What the task asks:
From the entries that follow, list every line in which the string "speed" appears.

Stored records:
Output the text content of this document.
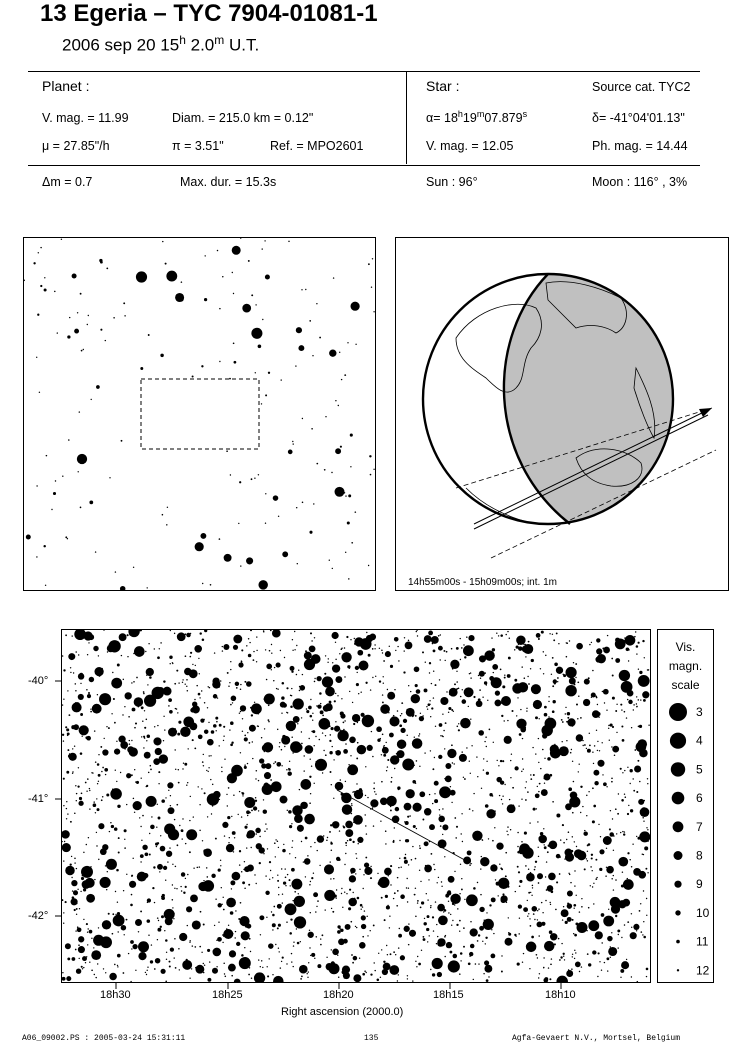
13 Egeria – TYC 7904-01081-1
2006 sep 20 15$^h$ 2.0$^m$ U.T.
Planet :
V. mag. = 11.99	Diam. = 215.0 km = 0.12"
μ = 27.85"/h	π = 3.51"	Ref. = MPO2601
Star :	Source cat. TYC2
$\alpha= 18^h19^m07.879^s$	δ= -41°04'01.13"
V. mag. = 12.05	Ph. mag. = 14.44
Δm = 0.7	Max. dur. = 15.3s	Sun : 96°	Moon : 116° , 3%
14h55m00s - 15h09m00s; int. 1m
-40°
-41°
-42°
18h30	18h25	18h20	18h15	18h10
Right ascension (2000.0)
Vis.
magn.
scale
3
4
5
6
7
8
9
10
11
12
A06_09002.PS : 2005-03-24 15:31:11	135	Agfa-Gevaert N.V., Mortsel, Belgium
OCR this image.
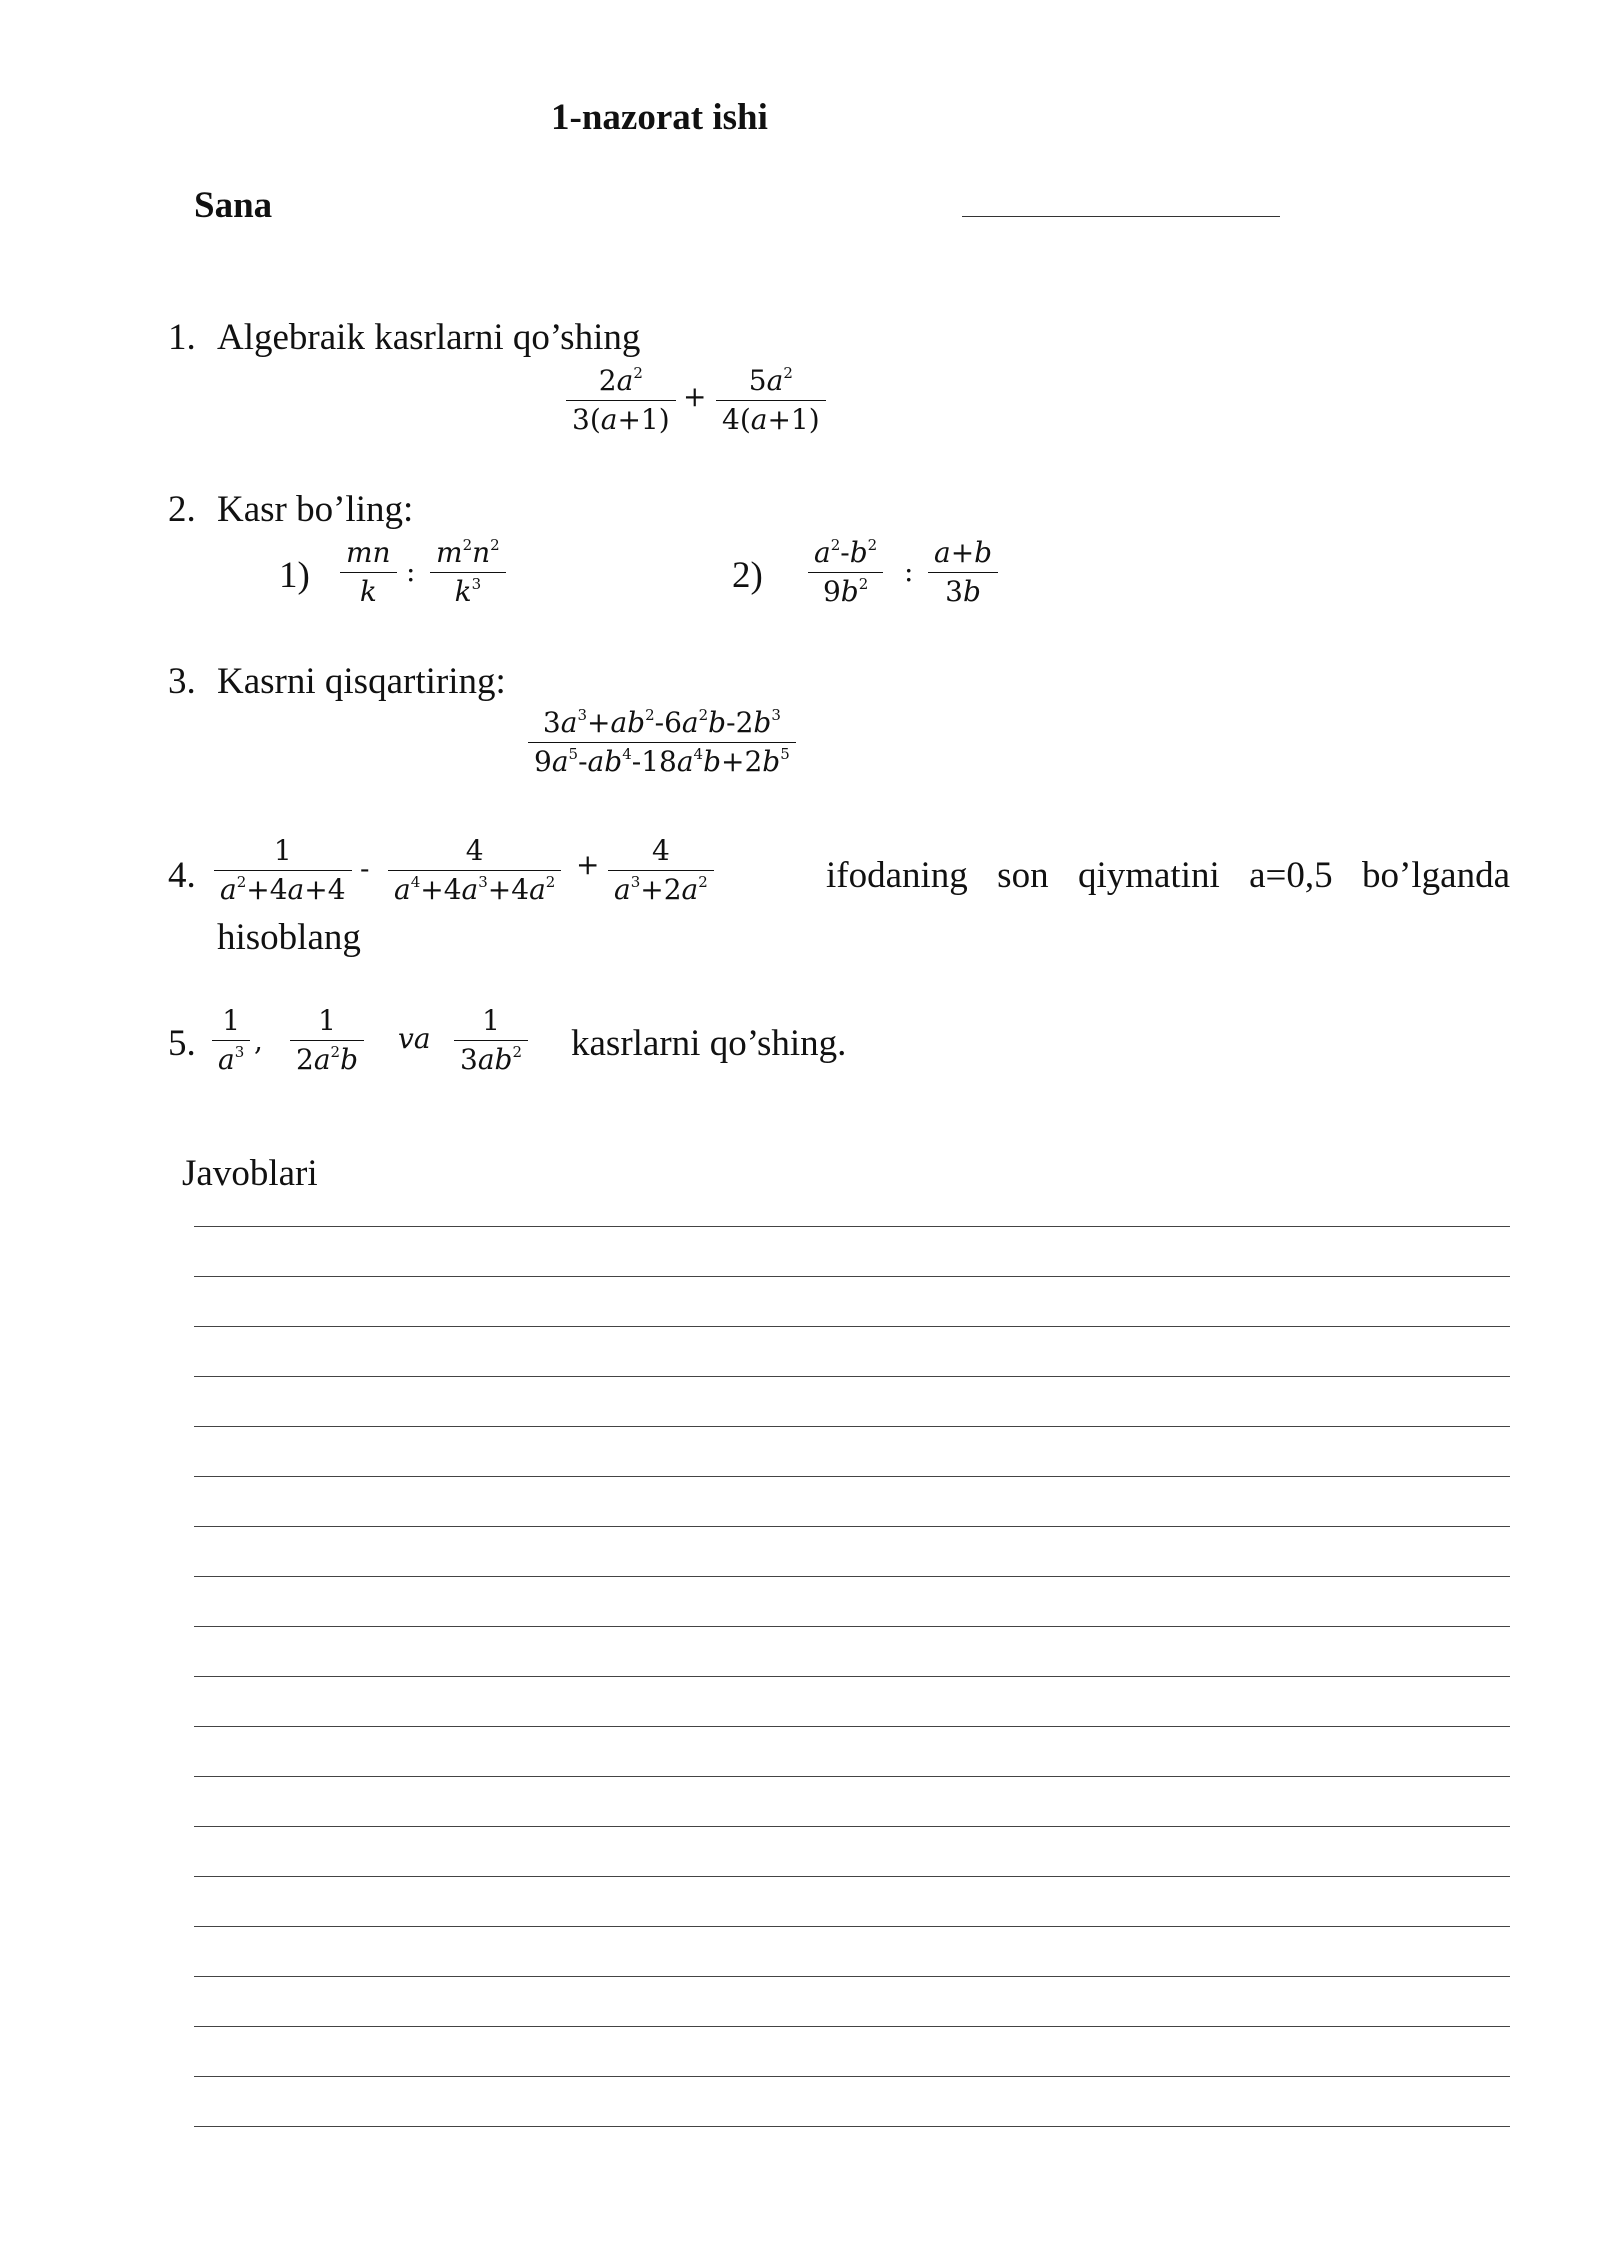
1-nazorat ishi
Sana
1. Algebraik kasrlarni qo’shing
$2a^2$
3(a+1)
+ $5a^2$
4(a+1)
2. Kasr bo’ling:
1)
mn
k
:
$m^2n^2$
$k^3$	2)
$a^2-b^2$
$9b^2$ :
a+b
3b
3. Kasrni qisqartiring:
$3a^3+ab^2-6a^2b-2b^3$
$9a^5-ab^4-18a^4b+2b^5$
4.
1
$a^2+4a+4$
-
4
$a^4+4a^3+4a^2$
+ 4
$a^3+2a^2$	ifodaning son qiymatini a=0,5 bo’lganda
hisoblang
5.
1
$a^3$ ,
1
$2a^2b$
va
1
$3ab^2$ kasrlarni qo’shing.
Javoblari
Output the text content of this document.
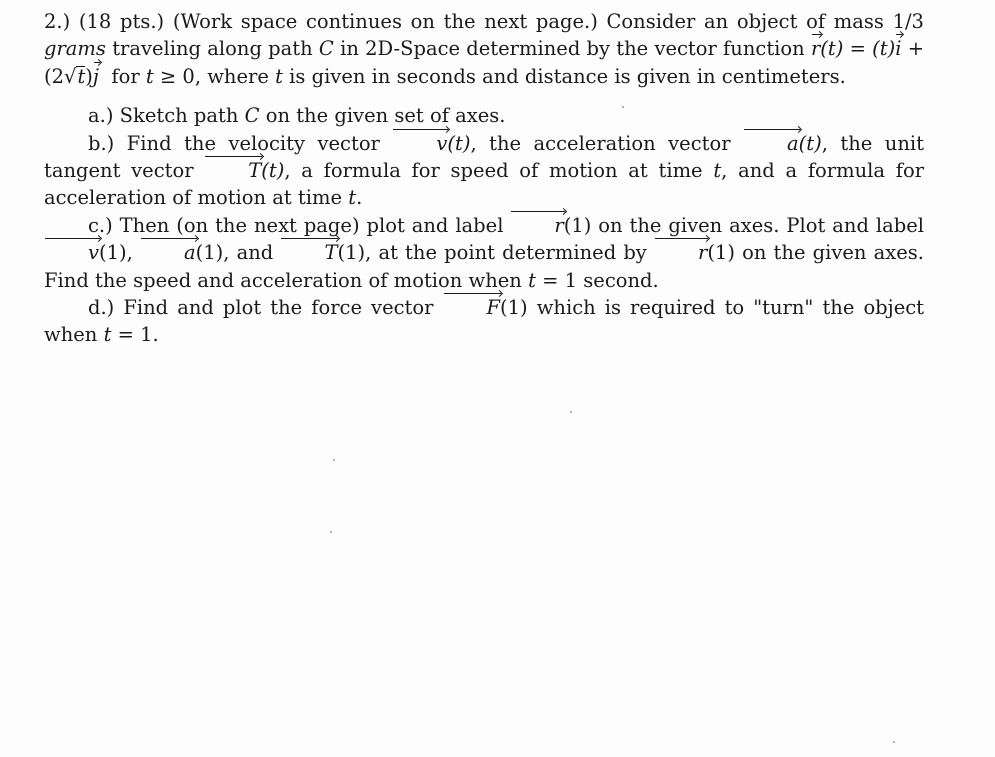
2.) (18 pts.) (Work space continues on the next page.) Consider an object of mass 1/3 grams traveling along path C in 2D-Space determined by the vector function r(t) = (t)i + (2√t)j for t ≥ 0, where t is given in seconds and distance is given in centimeters.

a.) Sketch path C on the given set of axes.

b.) Find the velocity vector	v(t), the acceleration vector	a(t), the unit tangent vector	T(t), a formula for speed of motion at time t, and a formula for acceleration of motion at time t.

c.) Then (on the next page) plot and label	r(1) on the given axes. Plot and label v(1),	a(1), and	T(1), at the point determined by	r(1) on the given axes. Find the speed and acceleration of motion when t = 1 second.

d.) Find and plot the force vector	F(1) which is required to "turn" the object when t = 1.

Written answer:
b.) Find the velocity vector	v(t), the acceleration vector	a(t), the unit tangent vector	T(t), a formula for speed of motion at time t, and a formula for acceleration of motion at time t.
c.) Then (on the next page) plot and label	r(1) on the given axes. Plot and label v(1),	a(1), and	T(1), at the point determined by	r(1) on the given axes. Find the speed and acceleration of motion when t = 1 second.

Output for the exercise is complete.